» **Records from a collection of figures**:
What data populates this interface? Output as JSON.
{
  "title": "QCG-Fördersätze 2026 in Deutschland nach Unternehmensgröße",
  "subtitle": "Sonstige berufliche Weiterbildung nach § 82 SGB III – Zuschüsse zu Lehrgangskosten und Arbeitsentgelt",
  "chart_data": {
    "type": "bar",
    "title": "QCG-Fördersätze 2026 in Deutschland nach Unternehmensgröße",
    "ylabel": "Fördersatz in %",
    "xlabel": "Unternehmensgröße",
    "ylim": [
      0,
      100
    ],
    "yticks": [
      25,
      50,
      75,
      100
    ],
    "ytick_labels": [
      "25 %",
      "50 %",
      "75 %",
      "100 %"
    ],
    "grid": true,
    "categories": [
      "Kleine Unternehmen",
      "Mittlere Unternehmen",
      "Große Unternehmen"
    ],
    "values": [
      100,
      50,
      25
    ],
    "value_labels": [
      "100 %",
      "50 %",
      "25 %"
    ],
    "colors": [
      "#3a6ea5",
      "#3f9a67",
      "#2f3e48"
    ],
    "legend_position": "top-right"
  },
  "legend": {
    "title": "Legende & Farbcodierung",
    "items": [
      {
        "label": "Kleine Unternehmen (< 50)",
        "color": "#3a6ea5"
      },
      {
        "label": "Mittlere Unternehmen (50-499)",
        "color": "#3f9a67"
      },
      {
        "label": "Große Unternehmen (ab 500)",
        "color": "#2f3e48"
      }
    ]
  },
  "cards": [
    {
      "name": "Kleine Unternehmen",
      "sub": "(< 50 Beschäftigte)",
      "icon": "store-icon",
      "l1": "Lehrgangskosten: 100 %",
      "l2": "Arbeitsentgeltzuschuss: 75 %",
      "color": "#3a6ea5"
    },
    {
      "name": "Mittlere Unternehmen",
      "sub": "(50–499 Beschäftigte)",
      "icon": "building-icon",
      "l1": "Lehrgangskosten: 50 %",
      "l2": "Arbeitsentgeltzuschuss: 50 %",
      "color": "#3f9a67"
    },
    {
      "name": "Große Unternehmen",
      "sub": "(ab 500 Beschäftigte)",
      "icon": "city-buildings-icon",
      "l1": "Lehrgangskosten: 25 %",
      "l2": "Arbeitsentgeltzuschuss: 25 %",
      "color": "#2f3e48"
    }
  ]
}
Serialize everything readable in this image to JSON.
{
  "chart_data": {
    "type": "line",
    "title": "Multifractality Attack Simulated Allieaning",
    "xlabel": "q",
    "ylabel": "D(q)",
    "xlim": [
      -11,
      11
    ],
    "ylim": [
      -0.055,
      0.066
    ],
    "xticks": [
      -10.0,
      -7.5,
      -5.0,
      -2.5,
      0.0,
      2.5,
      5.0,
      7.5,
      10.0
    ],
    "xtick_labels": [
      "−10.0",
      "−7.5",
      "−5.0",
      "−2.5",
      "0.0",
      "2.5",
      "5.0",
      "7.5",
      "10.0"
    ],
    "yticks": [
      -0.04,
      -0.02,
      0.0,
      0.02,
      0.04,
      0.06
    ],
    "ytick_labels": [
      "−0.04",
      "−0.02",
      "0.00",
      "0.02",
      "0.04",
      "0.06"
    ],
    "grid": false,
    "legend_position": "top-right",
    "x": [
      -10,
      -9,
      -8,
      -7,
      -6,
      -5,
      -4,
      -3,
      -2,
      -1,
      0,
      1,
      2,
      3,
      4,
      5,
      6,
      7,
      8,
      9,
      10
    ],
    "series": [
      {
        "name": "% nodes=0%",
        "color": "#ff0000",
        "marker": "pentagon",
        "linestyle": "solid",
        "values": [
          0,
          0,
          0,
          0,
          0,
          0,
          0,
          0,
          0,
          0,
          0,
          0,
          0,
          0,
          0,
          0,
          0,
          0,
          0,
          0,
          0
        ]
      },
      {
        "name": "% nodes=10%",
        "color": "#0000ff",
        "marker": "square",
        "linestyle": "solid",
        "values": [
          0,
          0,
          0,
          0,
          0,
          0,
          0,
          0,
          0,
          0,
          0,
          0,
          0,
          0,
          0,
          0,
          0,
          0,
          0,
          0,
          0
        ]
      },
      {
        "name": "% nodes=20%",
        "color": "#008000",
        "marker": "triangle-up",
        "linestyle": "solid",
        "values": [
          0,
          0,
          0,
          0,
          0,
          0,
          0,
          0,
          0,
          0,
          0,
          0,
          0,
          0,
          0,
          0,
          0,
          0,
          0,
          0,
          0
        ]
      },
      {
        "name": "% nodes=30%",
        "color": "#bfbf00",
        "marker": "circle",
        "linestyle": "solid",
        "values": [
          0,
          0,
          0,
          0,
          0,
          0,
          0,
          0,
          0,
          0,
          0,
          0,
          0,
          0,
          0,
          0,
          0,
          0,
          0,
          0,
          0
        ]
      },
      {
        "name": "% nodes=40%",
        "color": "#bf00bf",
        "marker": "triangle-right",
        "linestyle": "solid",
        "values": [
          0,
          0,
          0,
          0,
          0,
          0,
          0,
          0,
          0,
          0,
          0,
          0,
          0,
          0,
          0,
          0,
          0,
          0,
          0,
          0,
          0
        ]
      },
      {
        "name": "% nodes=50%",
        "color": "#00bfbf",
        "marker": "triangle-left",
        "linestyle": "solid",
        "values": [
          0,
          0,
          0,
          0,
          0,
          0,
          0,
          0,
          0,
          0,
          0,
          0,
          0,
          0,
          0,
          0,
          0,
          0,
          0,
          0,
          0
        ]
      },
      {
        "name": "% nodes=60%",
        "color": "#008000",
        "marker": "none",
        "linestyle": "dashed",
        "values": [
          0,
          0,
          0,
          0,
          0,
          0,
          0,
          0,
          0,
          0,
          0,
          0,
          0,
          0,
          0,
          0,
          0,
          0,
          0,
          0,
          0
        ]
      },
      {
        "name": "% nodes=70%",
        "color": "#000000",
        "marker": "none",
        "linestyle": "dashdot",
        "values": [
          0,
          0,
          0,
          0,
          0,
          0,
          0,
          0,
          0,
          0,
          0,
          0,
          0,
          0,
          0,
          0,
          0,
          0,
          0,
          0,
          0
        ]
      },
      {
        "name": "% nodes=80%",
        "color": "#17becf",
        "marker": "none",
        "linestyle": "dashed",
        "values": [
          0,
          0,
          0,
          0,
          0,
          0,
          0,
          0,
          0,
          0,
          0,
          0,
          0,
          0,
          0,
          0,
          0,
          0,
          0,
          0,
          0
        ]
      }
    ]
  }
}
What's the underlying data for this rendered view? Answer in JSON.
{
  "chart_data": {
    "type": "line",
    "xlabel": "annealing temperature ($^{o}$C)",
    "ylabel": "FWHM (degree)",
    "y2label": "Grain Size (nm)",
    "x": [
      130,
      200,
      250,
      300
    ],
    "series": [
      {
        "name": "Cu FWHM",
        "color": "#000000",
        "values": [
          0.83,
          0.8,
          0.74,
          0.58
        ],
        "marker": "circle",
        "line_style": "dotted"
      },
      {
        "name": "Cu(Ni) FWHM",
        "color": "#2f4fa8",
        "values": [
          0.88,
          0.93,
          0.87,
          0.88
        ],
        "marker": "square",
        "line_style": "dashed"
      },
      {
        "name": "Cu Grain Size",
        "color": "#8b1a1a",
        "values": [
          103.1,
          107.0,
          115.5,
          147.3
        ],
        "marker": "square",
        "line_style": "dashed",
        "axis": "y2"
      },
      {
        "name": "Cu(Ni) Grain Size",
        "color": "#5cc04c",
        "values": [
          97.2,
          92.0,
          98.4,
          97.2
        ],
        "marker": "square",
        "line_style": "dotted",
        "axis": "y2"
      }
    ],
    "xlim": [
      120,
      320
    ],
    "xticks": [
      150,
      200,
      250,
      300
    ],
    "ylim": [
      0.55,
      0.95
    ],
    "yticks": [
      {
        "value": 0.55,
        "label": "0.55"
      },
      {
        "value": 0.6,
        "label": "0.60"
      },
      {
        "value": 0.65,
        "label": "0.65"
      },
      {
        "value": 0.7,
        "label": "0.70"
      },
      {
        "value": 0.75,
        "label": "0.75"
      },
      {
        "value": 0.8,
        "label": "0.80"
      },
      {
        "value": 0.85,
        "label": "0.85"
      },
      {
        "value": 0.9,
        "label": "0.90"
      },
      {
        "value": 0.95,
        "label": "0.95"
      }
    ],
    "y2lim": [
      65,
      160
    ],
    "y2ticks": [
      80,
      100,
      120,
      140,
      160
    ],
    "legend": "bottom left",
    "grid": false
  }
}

» **TO DO**: Write out each line of the data that holds the string "Lehrgangskosten".

» **TASK SOLUTION**:
  "subtitle": "Sonstige berufliche Weiterbildung nach § 82 SGB III – Zuschüsse zu Lehrgangskosten und Arbeitsentgelt",
      "l1": "Lehrgangskosten: 100 %",
      "l1": "Lehrgangskosten: 50 %",
      "l1": "Lehrgangskosten: 25 %",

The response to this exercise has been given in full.